● **WRITTEN EXERCISE**
Retype the material that follows, keeping every word as it is.

[Rows from a dataset]
(begin)

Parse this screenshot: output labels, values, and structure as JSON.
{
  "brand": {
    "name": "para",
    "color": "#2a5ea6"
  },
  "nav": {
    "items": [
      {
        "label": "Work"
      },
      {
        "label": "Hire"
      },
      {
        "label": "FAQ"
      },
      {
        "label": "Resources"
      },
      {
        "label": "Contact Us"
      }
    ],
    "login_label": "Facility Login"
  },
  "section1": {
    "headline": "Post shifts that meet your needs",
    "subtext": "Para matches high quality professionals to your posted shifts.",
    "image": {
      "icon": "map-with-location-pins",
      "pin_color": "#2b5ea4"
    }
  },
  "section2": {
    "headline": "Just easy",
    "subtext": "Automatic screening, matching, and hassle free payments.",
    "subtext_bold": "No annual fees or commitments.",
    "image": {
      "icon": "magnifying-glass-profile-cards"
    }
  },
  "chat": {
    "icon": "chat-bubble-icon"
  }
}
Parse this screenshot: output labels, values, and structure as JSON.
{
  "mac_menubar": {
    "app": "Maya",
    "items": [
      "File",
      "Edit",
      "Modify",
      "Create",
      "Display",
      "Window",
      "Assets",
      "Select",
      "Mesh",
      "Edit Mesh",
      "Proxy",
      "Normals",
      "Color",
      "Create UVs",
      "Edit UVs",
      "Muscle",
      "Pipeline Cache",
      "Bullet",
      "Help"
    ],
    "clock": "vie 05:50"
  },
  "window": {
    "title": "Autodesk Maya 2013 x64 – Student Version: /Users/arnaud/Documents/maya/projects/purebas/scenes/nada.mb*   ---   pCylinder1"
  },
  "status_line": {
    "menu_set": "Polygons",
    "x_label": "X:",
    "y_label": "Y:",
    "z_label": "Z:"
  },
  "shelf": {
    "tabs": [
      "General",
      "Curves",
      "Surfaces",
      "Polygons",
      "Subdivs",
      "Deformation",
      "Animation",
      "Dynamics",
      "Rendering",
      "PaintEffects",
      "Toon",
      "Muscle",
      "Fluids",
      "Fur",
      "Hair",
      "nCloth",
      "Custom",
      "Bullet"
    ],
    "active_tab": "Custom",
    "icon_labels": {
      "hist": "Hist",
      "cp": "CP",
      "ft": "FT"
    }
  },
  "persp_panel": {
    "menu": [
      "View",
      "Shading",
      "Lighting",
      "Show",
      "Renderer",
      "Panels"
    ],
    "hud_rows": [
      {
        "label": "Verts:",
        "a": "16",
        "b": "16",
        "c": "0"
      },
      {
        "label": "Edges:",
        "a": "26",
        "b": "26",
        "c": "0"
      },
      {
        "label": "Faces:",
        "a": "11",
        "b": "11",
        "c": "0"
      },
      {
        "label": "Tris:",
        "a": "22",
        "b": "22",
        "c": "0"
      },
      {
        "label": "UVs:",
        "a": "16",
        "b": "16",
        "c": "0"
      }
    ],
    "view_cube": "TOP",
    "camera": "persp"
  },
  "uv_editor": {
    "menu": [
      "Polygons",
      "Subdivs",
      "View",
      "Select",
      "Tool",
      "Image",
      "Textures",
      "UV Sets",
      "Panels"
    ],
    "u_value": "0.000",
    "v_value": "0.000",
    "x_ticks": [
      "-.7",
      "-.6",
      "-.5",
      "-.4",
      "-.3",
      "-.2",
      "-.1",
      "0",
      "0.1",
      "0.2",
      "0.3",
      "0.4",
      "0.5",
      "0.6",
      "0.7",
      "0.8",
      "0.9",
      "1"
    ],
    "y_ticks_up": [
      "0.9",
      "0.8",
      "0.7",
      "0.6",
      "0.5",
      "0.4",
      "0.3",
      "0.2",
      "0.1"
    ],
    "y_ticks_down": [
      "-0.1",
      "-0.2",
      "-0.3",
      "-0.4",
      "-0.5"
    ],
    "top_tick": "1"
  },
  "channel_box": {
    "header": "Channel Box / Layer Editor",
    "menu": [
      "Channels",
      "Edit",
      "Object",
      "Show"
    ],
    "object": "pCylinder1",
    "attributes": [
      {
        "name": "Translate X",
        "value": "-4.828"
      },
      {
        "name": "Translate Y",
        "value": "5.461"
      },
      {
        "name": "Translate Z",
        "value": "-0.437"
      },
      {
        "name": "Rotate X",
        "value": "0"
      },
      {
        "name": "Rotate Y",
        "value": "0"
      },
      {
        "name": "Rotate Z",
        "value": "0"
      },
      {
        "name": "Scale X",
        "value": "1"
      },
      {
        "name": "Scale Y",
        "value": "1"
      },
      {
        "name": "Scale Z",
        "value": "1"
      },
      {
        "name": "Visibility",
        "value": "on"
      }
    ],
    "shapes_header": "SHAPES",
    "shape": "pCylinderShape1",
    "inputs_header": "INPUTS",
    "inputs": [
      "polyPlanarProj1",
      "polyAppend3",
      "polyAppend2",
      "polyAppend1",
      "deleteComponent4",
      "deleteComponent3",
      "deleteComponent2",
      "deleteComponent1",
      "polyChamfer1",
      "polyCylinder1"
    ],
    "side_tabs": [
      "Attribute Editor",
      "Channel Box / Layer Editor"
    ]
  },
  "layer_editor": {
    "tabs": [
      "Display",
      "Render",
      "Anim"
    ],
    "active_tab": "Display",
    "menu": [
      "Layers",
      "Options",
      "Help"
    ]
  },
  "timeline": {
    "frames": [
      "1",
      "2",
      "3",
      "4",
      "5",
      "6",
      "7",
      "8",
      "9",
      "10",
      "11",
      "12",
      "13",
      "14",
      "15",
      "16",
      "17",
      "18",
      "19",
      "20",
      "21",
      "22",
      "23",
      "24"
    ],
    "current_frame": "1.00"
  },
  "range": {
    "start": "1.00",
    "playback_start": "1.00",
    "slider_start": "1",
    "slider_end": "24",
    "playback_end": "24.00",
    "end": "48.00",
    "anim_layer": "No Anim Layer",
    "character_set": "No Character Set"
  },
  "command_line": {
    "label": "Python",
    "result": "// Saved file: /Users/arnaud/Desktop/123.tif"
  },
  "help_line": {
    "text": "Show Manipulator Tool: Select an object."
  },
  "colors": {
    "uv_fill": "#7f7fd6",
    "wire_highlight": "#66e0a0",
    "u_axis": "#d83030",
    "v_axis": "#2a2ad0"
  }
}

(end)

● **EXPECTED OUTPUT**
Parse this screenshot: output labels, values, and structure as JSON.
{
  "brand": {
    "name": "para",
    "color": "#2a5ea6"
  },
  "nav": {
    "items": [
      {
        "label": "Work"
      },
      {
        "label": "Hire"
      },
      {
        "label": "FAQ"
      },
      {
        "label": "Resources"
      },
      {
        "label": "Contact Us"
      }
    ],
    "login_label": "Facility Login"
  },
  "section1": {
    "headline": "Post shifts that meet your needs",
    "subtext": "Para matches high quality professionals to your posted shifts.",
    "image": {
      "icon": "map-with-location-pins",
      "pin_color": "#2b5ea4"
    }
  },
  "section2": {
    "headline": "Just easy",
    "subtext": "Automatic screening, matching, and hassle free payments.",
    "subtext_bold": "No annual fees or commitments.",
    "image": {
      "icon": "magnifying-glass-profile-cards"
    }
  },
  "chat": {
    "icon": "chat-bubble-icon"
  }
}
Parse this screenshot: output labels, values, and structure as JSON.
{
  "mac_menubar": {
    "app": "Maya",
    "items": [
      "File",
      "Edit",
      "Modify",
      "Create",
      "Display",
      "Window",
      "Assets",
      "Select",
      "Mesh",
      "Edit Mesh",
      "Proxy",
      "Normals",
      "Color",
      "Create UVs",
      "Edit UVs",
      "Muscle",
      "Pipeline Cache",
      "Bullet",
      "Help"
    ],
    "clock": "vie 05:50"
  },
  "window": {
    "title": "Autodesk Maya 2013 x64 – Student Version: /Users/arnaud/Documents/maya/projects/purebas/scenes/nada.mb*   ---   pCylinder1"
  },
  "status_line": {
    "menu_set": "Polygons",
    "x_label": "X:",
    "y_label": "Y:",
    "z_label": "Z:"
  },
  "shelf": {
    "tabs": [
      "General",
      "Curves",
      "Surfaces",
      "Polygons",
      "Subdivs",
      "Deformation",
      "Animation",
      "Dynamics",
      "Rendering",
      "PaintEffects",
      "Toon",
      "Muscle",
      "Fluids",
      "Fur",
      "Hair",
      "nCloth",
      "Custom",
      "Bullet"
    ],
    "active_tab": "Custom",
    "icon_labels": {
      "hist": "Hist",
      "cp": "CP",
      "ft": "FT"
    }
  },
  "persp_panel": {
    "menu": [
      "View",
      "Shading",
      "Lighting",
      "Show",
      "Renderer",
      "Panels"
    ],
    "hud_rows": [
      {
        "label": "Verts:",
        "a": "16",
        "b": "16",
        "c": "0"
      },
      {
        "label": "Edges:",
        "a": "26",
        "b": "26",
        "c": "0"
      },
      {
        "label": "Faces:",
        "a": "11",
        "b": "11",
        "c": "0"
      },
      {
        "label": "Tris:",
        "a": "22",
        "b": "22",
        "c": "0"
      },
      {
        "label": "UVs:",
        "a": "16",
        "b": "16",
        "c": "0"
      }
    ],
    "view_cube": "TOP",
    "camera": "persp"
  },
  "uv_editor": {
    "menu": [
      "Polygons",
      "Subdivs",
      "View",
      "Select",
      "Tool",
      "Image",
      "Textures",
      "UV Sets",
      "Panels"
    ],
    "u_value": "0.000",
    "v_value": "0.000",
    "x_ticks": [
      "-.7",
      "-.6",
      "-.5",
      "-.4",
      "-.3",
      "-.2",
      "-.1",
      "0",
      "0.1",
      "0.2",
      "0.3",
      "0.4",
      "0.5",
      "0.6",
      "0.7",
      "0.8",
      "0.9",
      "1"
    ],
    "y_ticks_up": [
      "0.9",
      "0.8",
      "0.7",
      "0.6",
      "0.5",
      "0.4",
      "0.3",
      "0.2",
      "0.1"
    ],
    "y_ticks_down": [
      "-0.1",
      "-0.2",
      "-0.3",
      "-0.4",
      "-0.5"
    ],
    "top_tick": "1"
  },
  "channel_box": {
    "header": "Channel Box / Layer Editor",
    "menu": [
      "Channels",
      "Edit",
      "Object",
      "Show"
    ],
    "object": "pCylinder1",
    "attributes": [
      {
        "name": "Translate X",
        "value": "-4.828"
      },
      {
        "name": "Translate Y",
        "value": "5.461"
      },
      {
        "name": "Translate Z",
        "value": "-0.437"
      },
      {
        "name": "Rotate X",
        "value": "0"
      },
      {
        "name": "Rotate Y",
        "value": "0"
      },
      {
        "name": "Rotate Z",
        "value": "0"
      },
      {
        "name": "Scale X",
        "value": "1"
      },
      {
        "name": "Scale Y",
        "value": "1"
      },
      {
        "name": "Scale Z",
        "value": "1"
      },
      {
        "name": "Visibility",
        "value": "on"
      }
    ],
    "shapes_header": "SHAPES",
    "shape": "pCylinderShape1",
    "inputs_header": "INPUTS",
    "inputs": [
      "polyPlanarProj1",
      "polyAppend3",
      "polyAppend2",
      "polyAppend1",
      "deleteComponent4",
      "deleteComponent3",
      "deleteComponent2",
      "deleteComponent1",
      "polyChamfer1",
      "polyCylinder1"
    ],
    "side_tabs": [
      "Attribute Editor",
      "Channel Box / Layer Editor"
    ]
  },
  "layer_editor": {
    "tabs": [
      "Display",
      "Render",
      "Anim"
    ],
    "active_tab": "Display",
    "menu": [
      "Layers",
      "Options",
      "Help"
    ]
  },
  "timeline": {
    "frames": [
      "1",
      "2",
      "3",
      "4",
      "5",
      "6",
      "7",
      "8",
      "9",
      "10",
      "11",
      "12",
      "13",
      "14",
      "15",
      "16",
      "17",
      "18",
      "19",
      "20",
      "21",
      "22",
      "23",
      "24"
    ],
    "current_frame": "1.00"
  },
  "range": {
    "start": "1.00",
    "playback_start": "1.00",
    "slider_start": "1",
    "slider_end": "24",
    "playback_end": "24.00",
    "end": "48.00",
    "anim_layer": "No Anim Layer",
    "character_set": "No Character Set"
  },
  "command_line": {
    "label": "Python",
    "result": "// Saved file: /Users/arnaud/Desktop/123.tif"
  },
  "help_line": {
    "text": "Show Manipulator Tool: Select an object."
  },
  "colors": {
    "uv_fill": "#7f7fd6",
    "wire_highlight": "#66e0a0",
    "u_axis": "#d83030",
    "v_axis": "#2a2ad0"
  }
}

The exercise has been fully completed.